▶ What you will do: Every line of the data must be copied exactly.

▶ Dataset rows:

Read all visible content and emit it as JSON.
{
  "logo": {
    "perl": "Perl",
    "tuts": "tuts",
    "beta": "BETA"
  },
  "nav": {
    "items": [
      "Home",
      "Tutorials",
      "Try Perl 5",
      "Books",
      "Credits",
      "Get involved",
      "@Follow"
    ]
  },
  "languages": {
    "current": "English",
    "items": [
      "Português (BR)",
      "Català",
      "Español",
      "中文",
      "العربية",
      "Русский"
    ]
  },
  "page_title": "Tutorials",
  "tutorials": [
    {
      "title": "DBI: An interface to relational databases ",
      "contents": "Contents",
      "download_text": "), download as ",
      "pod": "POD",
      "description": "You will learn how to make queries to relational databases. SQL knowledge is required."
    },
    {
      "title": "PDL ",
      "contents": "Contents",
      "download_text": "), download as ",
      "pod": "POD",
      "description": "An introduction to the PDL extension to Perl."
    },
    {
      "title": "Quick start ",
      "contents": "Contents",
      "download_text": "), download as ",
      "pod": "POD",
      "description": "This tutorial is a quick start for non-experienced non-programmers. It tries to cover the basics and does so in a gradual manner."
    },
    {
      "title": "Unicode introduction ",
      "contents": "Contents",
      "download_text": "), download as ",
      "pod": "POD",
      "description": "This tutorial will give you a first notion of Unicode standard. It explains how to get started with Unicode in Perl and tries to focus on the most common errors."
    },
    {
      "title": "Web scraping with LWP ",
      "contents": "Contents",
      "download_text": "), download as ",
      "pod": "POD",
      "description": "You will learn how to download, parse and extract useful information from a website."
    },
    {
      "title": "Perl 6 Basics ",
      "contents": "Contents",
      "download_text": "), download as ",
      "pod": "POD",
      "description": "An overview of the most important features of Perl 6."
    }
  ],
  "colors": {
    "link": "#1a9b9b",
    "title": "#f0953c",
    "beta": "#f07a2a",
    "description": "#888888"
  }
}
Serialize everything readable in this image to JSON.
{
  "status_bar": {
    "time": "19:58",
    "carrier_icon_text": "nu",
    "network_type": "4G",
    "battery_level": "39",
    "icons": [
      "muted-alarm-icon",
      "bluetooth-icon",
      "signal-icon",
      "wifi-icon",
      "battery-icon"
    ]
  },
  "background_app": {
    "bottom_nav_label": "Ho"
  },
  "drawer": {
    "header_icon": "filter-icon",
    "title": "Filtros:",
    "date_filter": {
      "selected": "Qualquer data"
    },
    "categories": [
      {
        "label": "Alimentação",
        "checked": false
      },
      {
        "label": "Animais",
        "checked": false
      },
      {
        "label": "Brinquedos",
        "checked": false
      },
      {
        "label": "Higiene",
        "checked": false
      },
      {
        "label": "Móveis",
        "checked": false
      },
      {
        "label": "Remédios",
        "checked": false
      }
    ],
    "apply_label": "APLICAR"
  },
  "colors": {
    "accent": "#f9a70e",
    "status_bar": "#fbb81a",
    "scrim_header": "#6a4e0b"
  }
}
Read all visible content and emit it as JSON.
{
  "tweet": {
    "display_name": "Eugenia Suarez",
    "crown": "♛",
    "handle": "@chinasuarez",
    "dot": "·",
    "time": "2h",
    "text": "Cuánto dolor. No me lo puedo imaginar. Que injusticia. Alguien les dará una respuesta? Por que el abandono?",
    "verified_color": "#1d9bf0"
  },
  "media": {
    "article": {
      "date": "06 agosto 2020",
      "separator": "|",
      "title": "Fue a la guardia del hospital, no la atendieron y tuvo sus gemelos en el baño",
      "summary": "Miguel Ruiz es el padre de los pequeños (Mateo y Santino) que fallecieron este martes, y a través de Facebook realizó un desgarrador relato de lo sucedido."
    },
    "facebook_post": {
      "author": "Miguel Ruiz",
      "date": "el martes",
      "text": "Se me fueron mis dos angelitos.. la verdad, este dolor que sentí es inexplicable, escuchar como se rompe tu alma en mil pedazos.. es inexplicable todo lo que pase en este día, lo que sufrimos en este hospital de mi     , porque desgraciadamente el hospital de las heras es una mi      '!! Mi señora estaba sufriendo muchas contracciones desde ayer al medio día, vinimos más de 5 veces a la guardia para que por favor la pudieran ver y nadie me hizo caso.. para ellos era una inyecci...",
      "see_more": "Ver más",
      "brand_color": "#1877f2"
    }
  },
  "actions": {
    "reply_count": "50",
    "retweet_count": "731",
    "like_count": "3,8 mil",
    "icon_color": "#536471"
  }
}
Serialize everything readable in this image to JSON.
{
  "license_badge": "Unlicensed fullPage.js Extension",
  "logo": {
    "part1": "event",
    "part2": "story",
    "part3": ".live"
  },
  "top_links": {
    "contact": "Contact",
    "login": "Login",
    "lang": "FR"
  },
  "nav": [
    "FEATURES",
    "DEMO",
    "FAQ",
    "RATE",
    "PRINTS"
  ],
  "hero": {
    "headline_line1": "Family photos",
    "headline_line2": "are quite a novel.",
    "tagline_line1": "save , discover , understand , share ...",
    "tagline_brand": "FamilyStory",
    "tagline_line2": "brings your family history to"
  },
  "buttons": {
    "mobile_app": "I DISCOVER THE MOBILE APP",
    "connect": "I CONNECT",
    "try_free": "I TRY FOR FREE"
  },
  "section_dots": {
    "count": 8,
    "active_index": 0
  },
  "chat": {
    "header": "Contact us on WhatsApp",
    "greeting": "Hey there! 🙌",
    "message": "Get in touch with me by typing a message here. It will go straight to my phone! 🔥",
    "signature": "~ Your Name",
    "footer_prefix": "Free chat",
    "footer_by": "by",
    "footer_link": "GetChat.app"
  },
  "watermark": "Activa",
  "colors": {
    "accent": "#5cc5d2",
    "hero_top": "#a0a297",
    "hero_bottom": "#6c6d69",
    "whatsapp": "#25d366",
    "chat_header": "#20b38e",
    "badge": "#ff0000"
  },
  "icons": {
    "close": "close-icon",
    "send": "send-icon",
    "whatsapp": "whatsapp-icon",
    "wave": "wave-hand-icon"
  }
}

▶ Correct answer:
Read all visible content and emit it as JSON.
{
  "logo": {
    "perl": "Perl",
    "tuts": "tuts",
    "beta": "BETA"
  },
  "nav": {
    "items": [
      "Home",
      "Tutorials",
      "Try Perl 5",
      "Books",
      "Credits",
      "Get involved",
      "@Follow"
    ]
  },
  "languages": {
    "current": "English",
    "items": [
      "Português (BR)",
      "Català",
      "Español",
      "中文",
      "العربية",
      "Русский"
    ]
  },
  "page_title": "Tutorials",
  "tutorials": [
    {
      "title": "DBI: An interface to relational databases ",
      "contents": "Contents",
      "download_text": "), download as ",
      "pod": "POD",
      "description": "You will learn how to make queries to relational databases. SQL knowledge is required."
    },
    {
      "title": "PDL ",
      "contents": "Contents",
      "download_text": "), download as ",
      "pod": "POD",
      "description": "An introduction to the PDL extension to Perl."
    },
    {
      "title": "Quick start ",
      "contents": "Contents",
      "download_text": "), download as ",
      "pod": "POD",
      "description": "This tutorial is a quick start for non-experienced non-programmers. It tries to cover the basics and does so in a gradual manner."
    },
    {
      "title": "Unicode introduction ",
      "contents": "Contents",
      "download_text": "), download as ",
      "pod": "POD",
      "description": "This tutorial will give you a first notion of Unicode standard. It explains how to get started with Unicode in Perl and tries to focus on the most common errors."
    },
    {
      "title": "Web scraping with LWP ",
      "contents": "Contents",
      "download_text": "), download as ",
      "pod": "POD",
      "description": "You will learn how to download, parse and extract useful information from a website."
    },
    {
      "title": "Perl 6 Basics ",
      "contents": "Contents",
      "download_text": "), download as ",
      "pod": "POD",
      "description": "An overview of the most important features of Perl 6."
    }
  ],
  "colors": {
    "link": "#1a9b9b",
    "title": "#f0953c",
    "beta": "#f07a2a",
    "description": "#888888"
  }
}
Serialize everything readable in this image to JSON.
{
  "status_bar": {
    "time": "19:58",
    "carrier_icon_text": "nu",
    "network_type": "4G",
    "battery_level": "39",
    "icons": [
      "muted-alarm-icon",
      "bluetooth-icon",
      "signal-icon",
      "wifi-icon",
      "battery-icon"
    ]
  },
  "background_app": {
    "bottom_nav_label": "Ho"
  },
  "drawer": {
    "header_icon": "filter-icon",
    "title": "Filtros:",
    "date_filter": {
      "selected": "Qualquer data"
    },
    "categories": [
      {
        "label": "Alimentação",
        "checked": false
      },
      {
        "label": "Animais",
        "checked": false
      },
      {
        "label": "Brinquedos",
        "checked": false
      },
      {
        "label": "Higiene",
        "checked": false
      },
      {
        "label": "Móveis",
        "checked": false
      },
      {
        "label": "Remédios",
        "checked": false
      }
    ],
    "apply_label": "APLICAR"
  },
  "colors": {
    "accent": "#f9a70e",
    "status_bar": "#fbb81a",
    "scrim_header": "#6a4e0b"
  }
}
Read all visible content and emit it as JSON.
{
  "tweet": {
    "display_name": "Eugenia Suarez",
    "crown": "♛",
    "handle": "@chinasuarez",
    "dot": "·",
    "time": "2h",
    "text": "Cuánto dolor. No me lo puedo imaginar. Que injusticia. Alguien les dará una respuesta? Por que el abandono?",
    "verified_color": "#1d9bf0"
  },
  "media": {
    "article": {
      "date": "06 agosto 2020",
      "separator": "|",
      "title": "Fue a la guardia del hospital, no la atendieron y tuvo sus gemelos en el baño",
      "summary": "Miguel Ruiz es el padre de los pequeños (Mateo y Santino) que fallecieron este martes, y a través de Facebook realizó un desgarrador relato de lo sucedido."
    },
    "facebook_post": {
      "author": "Miguel Ruiz",
      "date": "el martes",
      "text": "Se me fueron mis dos angelitos.. la verdad, este dolor que sentí es inexplicable, escuchar como se rompe tu alma en mil pedazos.. es inexplicable todo lo que pase en este día, lo que sufrimos en este hospital de mi     , porque desgraciadamente el hospital de las heras es una mi      '!! Mi señora estaba sufriendo muchas contracciones desde ayer al medio día, vinimos más de 5 veces a la guardia para que por favor la pudieran ver y nadie me hizo caso.. para ellos era una inyecci...",
      "see_more": "Ver más",
      "brand_color": "#1877f2"
    }
  },
  "actions": {
    "reply_count": "50",
    "retweet_count": "731",
    "like_count": "3,8 mil",
    "icon_color": "#536471"
  }
}
Serialize everything readable in this image to JSON.
{
  "license_badge": "Unlicensed fullPage.js Extension",
  "logo": {
    "part1": "event",
    "part2": "story",
    "part3": ".live"
  },
  "top_links": {
    "contact": "Contact",
    "login": "Login",
    "lang": "FR"
  },
  "nav": [
    "FEATURES",
    "DEMO",
    "FAQ",
    "RATE",
    "PRINTS"
  ],
  "hero": {
    "headline_line1": "Family photos",
    "headline_line2": "are quite a novel.",
    "tagline_line1": "save , discover , understand , share ...",
    "tagline_brand": "FamilyStory",
    "tagline_line2": "brings your family history to"
  },
  "buttons": {
    "mobile_app": "I DISCOVER THE MOBILE APP",
    "connect": "I CONNECT",
    "try_free": "I TRY FOR FREE"
  },
  "section_dots": {
    "count": 8,
    "active_index": 0
  },
  "chat": {
    "header": "Contact us on WhatsApp",
    "greeting": "Hey there! 🙌",
    "message": "Get in touch with me by typing a message here. It will go straight to my phone! 🔥",
    "signature": "~ Your Name",
    "footer_prefix": "Free chat",
    "footer_by": "by",
    "footer_link": "GetChat.app"
  },
  "watermark": "Activa",
  "colors": {
    "accent": "#5cc5d2",
    "hero_top": "#a0a297",
    "hero_bottom": "#6c6d69",
    "whatsapp": "#25d366",
    "chat_header": "#20b38e",
    "badge": "#ff0000"
  },
  "icons": {
    "close": "close-icon",
    "send": "send-icon",
    "whatsapp": "whatsapp-icon",
    "wave": "wave-hand-icon"
  }
}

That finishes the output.